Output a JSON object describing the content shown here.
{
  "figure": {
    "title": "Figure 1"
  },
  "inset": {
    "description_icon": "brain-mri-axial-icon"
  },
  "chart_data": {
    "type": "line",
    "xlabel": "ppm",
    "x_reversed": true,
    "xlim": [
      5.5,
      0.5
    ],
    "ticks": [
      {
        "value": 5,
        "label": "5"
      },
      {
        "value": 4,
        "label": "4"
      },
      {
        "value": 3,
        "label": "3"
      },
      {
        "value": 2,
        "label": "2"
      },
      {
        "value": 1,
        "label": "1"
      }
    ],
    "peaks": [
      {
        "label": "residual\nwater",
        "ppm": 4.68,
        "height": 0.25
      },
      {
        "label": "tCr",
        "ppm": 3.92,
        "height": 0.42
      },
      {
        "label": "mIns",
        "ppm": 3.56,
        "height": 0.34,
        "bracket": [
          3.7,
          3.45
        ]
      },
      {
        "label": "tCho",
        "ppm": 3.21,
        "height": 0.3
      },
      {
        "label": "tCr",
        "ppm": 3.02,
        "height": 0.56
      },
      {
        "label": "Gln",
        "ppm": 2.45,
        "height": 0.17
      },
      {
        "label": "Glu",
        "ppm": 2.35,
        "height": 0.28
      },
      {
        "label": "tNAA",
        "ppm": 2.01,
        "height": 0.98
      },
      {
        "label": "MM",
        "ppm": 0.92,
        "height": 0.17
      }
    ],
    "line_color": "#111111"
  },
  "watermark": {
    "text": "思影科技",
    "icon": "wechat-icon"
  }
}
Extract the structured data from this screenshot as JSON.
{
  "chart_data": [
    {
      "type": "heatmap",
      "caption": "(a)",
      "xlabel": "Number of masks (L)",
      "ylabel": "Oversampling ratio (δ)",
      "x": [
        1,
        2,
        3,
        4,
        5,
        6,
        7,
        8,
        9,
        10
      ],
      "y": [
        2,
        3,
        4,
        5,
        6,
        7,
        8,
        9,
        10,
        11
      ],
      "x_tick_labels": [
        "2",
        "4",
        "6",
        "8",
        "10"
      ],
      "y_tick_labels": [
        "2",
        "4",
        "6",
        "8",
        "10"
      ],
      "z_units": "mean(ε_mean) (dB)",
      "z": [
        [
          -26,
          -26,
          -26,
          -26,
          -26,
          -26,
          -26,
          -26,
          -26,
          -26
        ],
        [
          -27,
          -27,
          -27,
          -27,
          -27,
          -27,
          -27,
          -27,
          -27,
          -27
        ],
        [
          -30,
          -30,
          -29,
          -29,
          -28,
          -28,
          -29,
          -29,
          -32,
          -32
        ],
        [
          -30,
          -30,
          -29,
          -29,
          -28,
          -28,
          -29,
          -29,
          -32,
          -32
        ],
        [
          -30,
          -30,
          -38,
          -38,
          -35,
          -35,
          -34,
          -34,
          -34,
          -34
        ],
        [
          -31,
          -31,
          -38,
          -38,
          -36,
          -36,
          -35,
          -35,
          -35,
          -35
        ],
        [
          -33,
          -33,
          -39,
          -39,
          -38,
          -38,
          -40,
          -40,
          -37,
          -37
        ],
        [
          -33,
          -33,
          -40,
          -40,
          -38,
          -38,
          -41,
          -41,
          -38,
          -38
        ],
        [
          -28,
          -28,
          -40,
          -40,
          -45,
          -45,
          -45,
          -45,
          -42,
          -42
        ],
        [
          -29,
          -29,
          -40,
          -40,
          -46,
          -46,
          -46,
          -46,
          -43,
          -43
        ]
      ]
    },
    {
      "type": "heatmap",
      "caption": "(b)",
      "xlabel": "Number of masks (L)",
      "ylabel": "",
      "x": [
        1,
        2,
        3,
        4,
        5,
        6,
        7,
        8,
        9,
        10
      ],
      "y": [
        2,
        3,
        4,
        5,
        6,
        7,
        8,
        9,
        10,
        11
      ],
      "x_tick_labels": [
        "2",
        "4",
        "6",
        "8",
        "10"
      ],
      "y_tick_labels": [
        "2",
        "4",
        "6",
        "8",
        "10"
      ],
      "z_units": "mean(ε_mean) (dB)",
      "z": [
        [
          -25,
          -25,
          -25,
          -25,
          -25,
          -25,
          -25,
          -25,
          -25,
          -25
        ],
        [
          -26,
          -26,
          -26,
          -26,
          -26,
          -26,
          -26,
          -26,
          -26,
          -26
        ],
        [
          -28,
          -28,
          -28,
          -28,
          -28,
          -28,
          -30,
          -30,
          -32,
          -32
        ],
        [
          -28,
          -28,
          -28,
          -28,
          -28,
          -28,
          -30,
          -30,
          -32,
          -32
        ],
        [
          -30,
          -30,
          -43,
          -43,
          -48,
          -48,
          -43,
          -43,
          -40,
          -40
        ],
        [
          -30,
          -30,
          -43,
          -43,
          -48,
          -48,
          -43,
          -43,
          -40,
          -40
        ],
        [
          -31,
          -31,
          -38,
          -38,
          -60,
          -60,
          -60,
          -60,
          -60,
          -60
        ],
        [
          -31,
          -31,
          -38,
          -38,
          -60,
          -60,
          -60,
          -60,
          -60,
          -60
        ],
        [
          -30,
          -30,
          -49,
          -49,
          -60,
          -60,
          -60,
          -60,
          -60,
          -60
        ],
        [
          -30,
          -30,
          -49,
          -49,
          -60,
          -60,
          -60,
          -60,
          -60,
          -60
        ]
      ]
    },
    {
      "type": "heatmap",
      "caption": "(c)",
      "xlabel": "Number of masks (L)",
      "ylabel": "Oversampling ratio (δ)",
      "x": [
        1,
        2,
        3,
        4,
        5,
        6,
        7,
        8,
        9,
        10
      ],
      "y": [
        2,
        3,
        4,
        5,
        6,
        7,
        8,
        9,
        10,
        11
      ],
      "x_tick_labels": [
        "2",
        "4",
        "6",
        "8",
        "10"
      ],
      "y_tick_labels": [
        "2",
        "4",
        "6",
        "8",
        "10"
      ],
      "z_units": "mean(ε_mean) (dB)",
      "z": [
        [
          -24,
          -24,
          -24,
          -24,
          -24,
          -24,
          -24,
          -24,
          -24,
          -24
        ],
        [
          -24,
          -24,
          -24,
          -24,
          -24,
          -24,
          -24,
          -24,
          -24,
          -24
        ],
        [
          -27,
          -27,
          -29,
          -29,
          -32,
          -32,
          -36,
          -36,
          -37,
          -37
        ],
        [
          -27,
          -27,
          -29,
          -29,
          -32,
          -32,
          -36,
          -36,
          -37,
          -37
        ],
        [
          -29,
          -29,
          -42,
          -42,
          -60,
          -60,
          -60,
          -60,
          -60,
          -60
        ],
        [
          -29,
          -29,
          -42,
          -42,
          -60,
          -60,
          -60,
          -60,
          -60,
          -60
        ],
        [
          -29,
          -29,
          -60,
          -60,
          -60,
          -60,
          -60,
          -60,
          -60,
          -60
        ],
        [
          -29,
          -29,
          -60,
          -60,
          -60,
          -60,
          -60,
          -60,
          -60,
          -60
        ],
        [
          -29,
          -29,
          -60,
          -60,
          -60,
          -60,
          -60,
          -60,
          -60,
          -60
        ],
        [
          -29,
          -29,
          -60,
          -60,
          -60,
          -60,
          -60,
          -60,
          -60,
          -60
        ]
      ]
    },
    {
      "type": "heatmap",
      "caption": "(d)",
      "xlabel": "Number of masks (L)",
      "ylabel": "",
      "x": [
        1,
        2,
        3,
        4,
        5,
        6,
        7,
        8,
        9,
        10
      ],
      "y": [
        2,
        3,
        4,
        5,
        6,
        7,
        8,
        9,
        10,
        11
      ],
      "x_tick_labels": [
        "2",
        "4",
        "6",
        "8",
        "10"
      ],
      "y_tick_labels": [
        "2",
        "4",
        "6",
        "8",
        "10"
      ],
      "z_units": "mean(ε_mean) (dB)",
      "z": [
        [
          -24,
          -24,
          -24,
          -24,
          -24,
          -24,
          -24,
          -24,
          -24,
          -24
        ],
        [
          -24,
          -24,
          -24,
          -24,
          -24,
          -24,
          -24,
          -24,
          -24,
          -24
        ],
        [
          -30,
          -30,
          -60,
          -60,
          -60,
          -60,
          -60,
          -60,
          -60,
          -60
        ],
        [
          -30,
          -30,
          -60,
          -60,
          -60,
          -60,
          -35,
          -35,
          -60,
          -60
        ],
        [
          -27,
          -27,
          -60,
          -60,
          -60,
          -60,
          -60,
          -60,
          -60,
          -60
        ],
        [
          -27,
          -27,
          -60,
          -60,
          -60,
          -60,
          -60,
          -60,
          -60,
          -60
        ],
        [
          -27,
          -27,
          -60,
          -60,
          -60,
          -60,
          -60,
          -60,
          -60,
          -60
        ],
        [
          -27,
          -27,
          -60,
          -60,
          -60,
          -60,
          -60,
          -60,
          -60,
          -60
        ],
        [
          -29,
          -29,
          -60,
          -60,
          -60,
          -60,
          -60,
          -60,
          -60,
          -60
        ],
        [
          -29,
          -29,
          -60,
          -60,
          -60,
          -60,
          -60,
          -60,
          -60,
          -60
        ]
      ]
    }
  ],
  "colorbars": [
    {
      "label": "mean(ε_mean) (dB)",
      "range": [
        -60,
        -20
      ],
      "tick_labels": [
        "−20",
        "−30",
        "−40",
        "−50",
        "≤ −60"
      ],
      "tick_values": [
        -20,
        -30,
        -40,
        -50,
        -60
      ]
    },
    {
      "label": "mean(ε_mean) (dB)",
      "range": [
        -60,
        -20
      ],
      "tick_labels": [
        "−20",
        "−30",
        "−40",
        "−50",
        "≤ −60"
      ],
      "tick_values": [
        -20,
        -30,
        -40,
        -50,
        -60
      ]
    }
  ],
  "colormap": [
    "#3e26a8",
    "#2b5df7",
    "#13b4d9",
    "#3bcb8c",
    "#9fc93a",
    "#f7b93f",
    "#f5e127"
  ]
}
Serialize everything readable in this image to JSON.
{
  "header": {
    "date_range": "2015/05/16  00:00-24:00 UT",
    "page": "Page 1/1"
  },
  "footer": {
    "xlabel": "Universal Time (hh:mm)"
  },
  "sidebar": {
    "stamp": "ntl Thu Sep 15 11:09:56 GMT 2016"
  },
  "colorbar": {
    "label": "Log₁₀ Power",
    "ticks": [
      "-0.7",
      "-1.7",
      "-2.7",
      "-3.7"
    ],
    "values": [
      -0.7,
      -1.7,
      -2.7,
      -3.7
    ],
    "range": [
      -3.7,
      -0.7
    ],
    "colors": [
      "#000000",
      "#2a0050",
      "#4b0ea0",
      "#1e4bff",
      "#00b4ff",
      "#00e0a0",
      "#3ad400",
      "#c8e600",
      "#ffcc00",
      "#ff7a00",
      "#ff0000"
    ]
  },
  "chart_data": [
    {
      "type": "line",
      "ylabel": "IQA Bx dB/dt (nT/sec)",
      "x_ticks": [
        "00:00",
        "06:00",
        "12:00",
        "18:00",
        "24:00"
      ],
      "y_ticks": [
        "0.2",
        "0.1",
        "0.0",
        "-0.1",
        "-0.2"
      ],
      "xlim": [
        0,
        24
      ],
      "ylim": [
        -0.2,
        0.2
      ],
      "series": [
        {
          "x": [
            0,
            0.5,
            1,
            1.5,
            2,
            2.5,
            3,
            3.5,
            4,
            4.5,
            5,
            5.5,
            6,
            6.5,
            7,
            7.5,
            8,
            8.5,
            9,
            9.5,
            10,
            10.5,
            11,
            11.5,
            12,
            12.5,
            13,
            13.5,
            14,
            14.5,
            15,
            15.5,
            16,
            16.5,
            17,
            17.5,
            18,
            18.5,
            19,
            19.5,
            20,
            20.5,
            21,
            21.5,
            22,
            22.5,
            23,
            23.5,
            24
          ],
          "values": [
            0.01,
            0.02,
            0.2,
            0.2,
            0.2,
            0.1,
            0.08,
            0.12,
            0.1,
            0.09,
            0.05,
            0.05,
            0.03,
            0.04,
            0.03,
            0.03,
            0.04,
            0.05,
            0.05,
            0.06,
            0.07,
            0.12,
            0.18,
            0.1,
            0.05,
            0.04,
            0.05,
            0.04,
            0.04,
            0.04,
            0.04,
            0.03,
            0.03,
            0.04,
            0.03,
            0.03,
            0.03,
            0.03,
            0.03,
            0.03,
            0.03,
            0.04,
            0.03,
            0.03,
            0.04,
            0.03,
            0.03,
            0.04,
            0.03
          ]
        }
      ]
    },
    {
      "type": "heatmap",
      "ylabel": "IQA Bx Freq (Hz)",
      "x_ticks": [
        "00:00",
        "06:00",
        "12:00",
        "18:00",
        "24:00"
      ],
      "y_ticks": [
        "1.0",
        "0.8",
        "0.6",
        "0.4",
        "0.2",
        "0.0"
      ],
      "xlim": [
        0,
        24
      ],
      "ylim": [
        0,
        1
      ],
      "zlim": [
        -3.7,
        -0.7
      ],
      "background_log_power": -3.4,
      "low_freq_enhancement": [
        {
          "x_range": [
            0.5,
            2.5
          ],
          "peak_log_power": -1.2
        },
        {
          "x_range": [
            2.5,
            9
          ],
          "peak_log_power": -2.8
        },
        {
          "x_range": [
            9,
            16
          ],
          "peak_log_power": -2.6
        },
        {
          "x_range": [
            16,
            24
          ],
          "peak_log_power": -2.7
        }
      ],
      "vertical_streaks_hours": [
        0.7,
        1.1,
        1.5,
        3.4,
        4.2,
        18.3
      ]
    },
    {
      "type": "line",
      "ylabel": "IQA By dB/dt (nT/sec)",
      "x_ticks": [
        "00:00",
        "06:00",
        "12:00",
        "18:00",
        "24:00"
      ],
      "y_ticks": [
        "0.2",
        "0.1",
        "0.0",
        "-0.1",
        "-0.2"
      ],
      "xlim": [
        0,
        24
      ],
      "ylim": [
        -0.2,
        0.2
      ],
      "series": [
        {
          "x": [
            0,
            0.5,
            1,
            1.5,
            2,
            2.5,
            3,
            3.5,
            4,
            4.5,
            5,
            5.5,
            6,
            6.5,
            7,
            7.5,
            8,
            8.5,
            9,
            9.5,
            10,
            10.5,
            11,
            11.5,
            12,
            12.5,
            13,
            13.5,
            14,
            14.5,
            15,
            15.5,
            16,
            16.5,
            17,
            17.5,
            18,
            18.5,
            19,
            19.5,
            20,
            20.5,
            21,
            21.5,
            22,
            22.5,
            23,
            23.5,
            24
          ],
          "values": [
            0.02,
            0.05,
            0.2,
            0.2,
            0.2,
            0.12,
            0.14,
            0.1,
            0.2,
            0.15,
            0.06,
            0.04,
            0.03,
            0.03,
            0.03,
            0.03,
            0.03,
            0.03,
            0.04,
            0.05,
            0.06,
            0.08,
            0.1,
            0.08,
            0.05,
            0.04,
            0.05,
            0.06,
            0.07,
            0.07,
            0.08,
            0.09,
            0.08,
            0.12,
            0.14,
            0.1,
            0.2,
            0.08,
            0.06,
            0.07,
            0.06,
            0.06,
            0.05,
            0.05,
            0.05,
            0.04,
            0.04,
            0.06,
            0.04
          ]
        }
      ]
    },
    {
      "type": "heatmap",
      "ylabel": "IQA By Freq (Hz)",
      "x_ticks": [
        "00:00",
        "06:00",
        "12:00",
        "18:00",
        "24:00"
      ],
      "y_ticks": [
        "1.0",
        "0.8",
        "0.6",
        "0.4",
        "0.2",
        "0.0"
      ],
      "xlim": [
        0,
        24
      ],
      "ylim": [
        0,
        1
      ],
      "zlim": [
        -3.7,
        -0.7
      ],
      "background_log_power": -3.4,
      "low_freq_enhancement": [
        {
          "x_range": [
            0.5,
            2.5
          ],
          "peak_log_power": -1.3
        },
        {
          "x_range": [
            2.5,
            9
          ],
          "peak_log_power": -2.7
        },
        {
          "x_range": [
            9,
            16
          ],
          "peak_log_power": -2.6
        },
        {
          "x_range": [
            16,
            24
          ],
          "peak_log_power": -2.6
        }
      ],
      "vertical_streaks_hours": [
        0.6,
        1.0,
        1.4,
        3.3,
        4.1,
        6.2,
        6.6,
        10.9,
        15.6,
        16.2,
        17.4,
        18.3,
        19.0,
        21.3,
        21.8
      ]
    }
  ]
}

*****

**JOB:** Copy the lines from the entries above in which the word "this" appears.

**WRITTEN SOLUTION:**
Extract the structured data from this screenshot as JSON.
Serialize everything readable in this image to JSON.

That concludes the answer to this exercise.